>>
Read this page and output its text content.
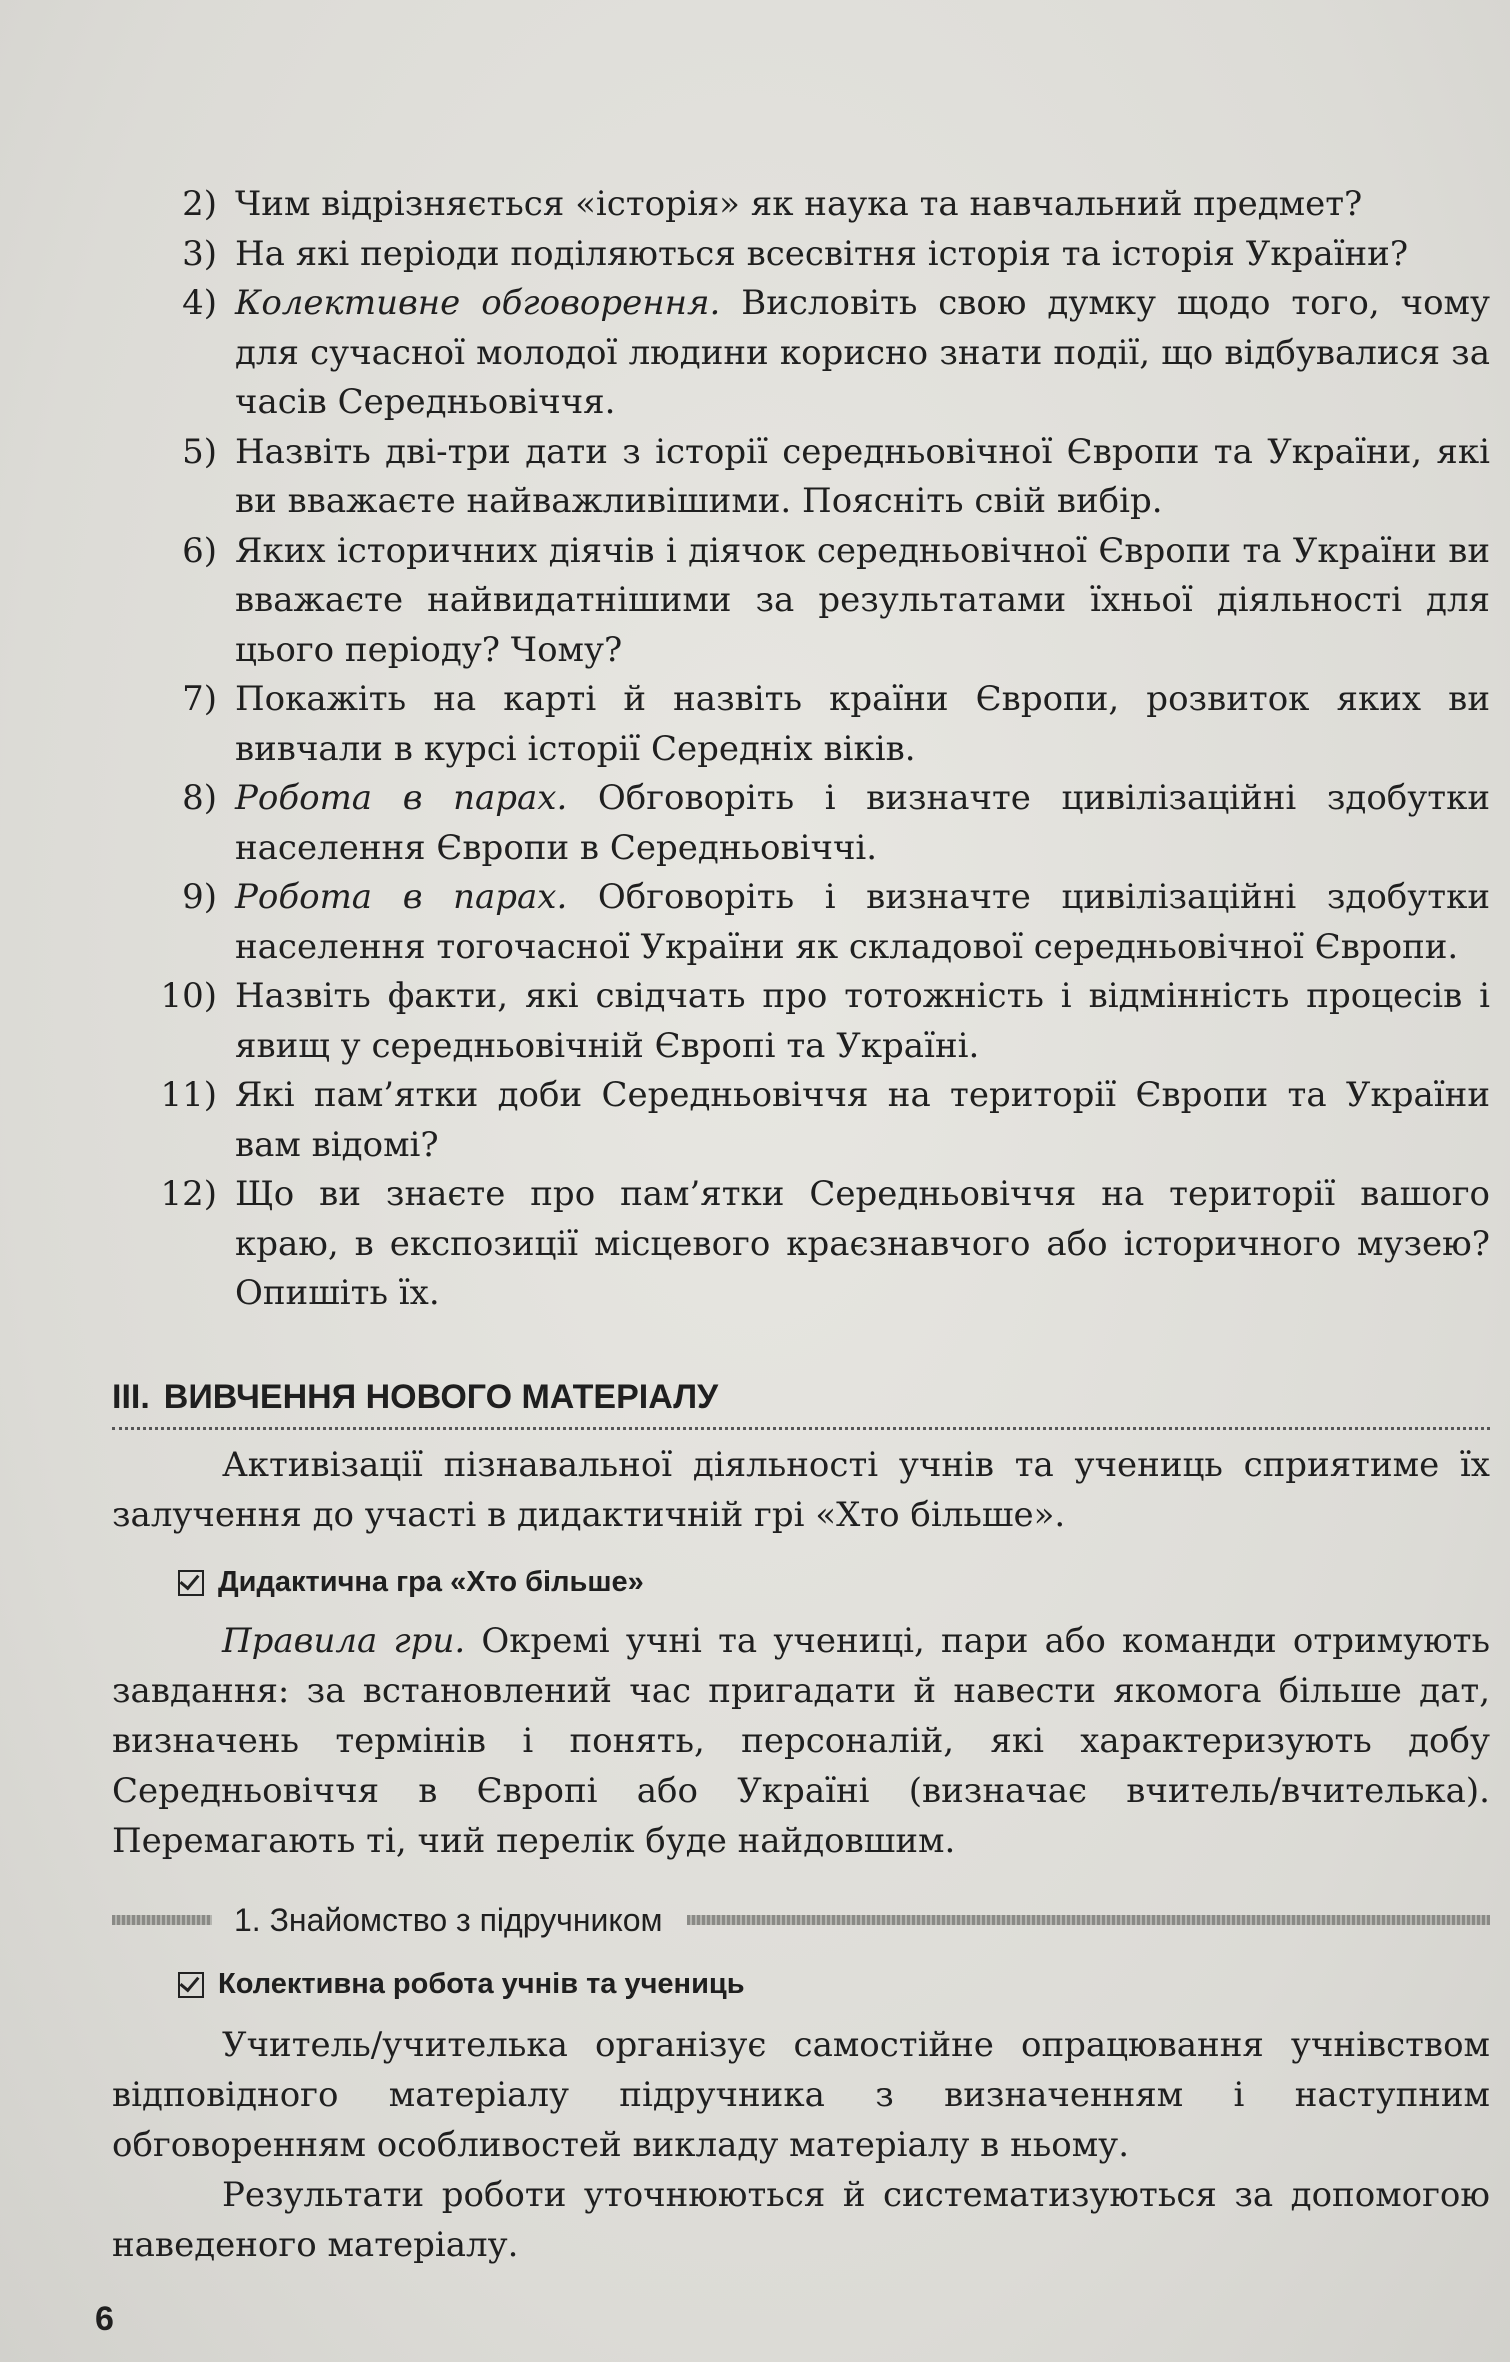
2) Чим відрізняється «історія» як наука та навчальний предмет?
3) На які періоди поділяються всесвітня історія та історія України?
4) Колективне обговорення. Висловіть свою думку щодо того, чому для сучасної молодої людини корисно знати події, що відбувалися за часів Середньовіччя.
5) Назвіть дві-три дати з історії середньовічної Європи та України, які ви вважаєте найважливішими. Поясніть свій вибір.
6) Яких історичних діячів і діячок середньовічної Європи та України ви вважаєте найвидатнішими за результатами їхньої діяльності для цього періоду? Чому?
7) Покажіть на карті й назвіть країни Європи, розвиток яких ви вивчали в курсі історії Середніх віків.
8) Робота в парах. Обговоріть і визначте цивілізаційні здобутки населення Європи в Середньовіччі.
9) Робота в парах. Обговоріть і визначте цивілізаційні здобутки населення тогочасної України як складової середньовічної Європи.
10) Назвіть факти, які свідчать про тотожність і відмінність процесів і явищ у середньовічній Європі та Україні.
11) Які пам’ятки доби Середньовіччя на території Європи та України вам відомі?
12) Що ви знаєте про пам’ятки Середньовіччя на території вашого краю, в експозиції місцевого краєзнавчого або історичного музею? Опишіть їх.
III. ВИВЧЕННЯ НОВОГО МАТЕРІАЛУ
Активізації пізнавальної діяльності учнів та учениць сприятиме їх залучення до участі в дидактичній грі «Хто більше».
Дидактична гра «Хто більше»
Правила гри. Окремі учні та учениці, пари або команди отримують завдання: за встановлений час пригадати й навести якомога більше дат, визначень термінів і понять, персоналій, які характеризують добу Середньовіччя в Європі або Україні (визначає вчитель/вчителька). Перемагають ті, чий перелік буде найдовшим.
1. Знайомство з підручником
Колективна робота учнів та учениць
Учитель/учителька організує самостійне опрацювання учнівством відповідного матеріалу підручника з визначенням і наступним обговоренням особливостей викладу матеріалу в ньому.
Результати роботи уточнюються й систематизуються за допомогою наведеного матеріалу.
6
<<
Output the entries above exactly. Drop the pictures.

- _Exercise result_
Read this page and output its text content.
2) Чим відрізняється «історія» як наука та навчальний предмет?
3) На які періоди поділяються всесвітня історія та історія України?
4) Колективне обговорення. Висловіть свою думку щодо того, чому для сучасної молодої людини корисно знати події, що відбувалися за часів Середньовіччя.
5) Назвіть дві-три дати з історії середньовічної Європи та України, які ви вважаєте найважливішими. Поясніть свій вибір.
6) Яких історичних діячів і діячок середньовічної Європи та України ви вважаєте найвидатнішими за результатами їхньої діяльності для цього періоду? Чому?
7) Покажіть на карті й назвіть країни Європи, розвиток яких ви вивчали в курсі історії Середніх віків.
8) Робота в парах. Обговоріть і визначте цивілізаційні здобутки населення Європи в Середньовіччі.
9) Робота в парах. Обговоріть і визначте цивілізаційні здобутки населення тогочасної України як складової середньовічної Європи.
10) Назвіть факти, які свідчать про тотожність і відмінність процесів і явищ у середньовічній Європі та Україні.
11) Які пам’ятки доби Середньовіччя на території Європи та України вам відомі?
12) Що ви знаєте про пам’ятки Середньовіччя на території вашого краю, в експозиції місцевого краєзнавчого або історичного музею? Опишіть їх.
III. ВИВЧЕННЯ НОВОГО МАТЕРІАЛУ
Активізації пізнавальної діяльності учнів та учениць сприятиме їх залучення до участі в дидактичній грі «Хто більше».
Дидактична гра «Хто більше»
Правила гри. Окремі учні та учениці, пари або команди отримують завдання: за встановлений час пригадати й навести якомога більше дат, визначень термінів і понять, персоналій, які характеризують добу Середньовіччя в Європі або Україні (визначає вчитель/вчителька). Перемагають ті, чий перелік буде найдовшим.
1. Знайомство з підручником
Колективна робота учнів та учениць
Учитель/учителька організує самостійне опрацювання учнівством відповідного матеріалу підручника з визначенням і наступним обговоренням особливостей викладу матеріалу в ньому.
Результати роботи уточнюються й систематизуються за допомогою наведеного матеріалу.
6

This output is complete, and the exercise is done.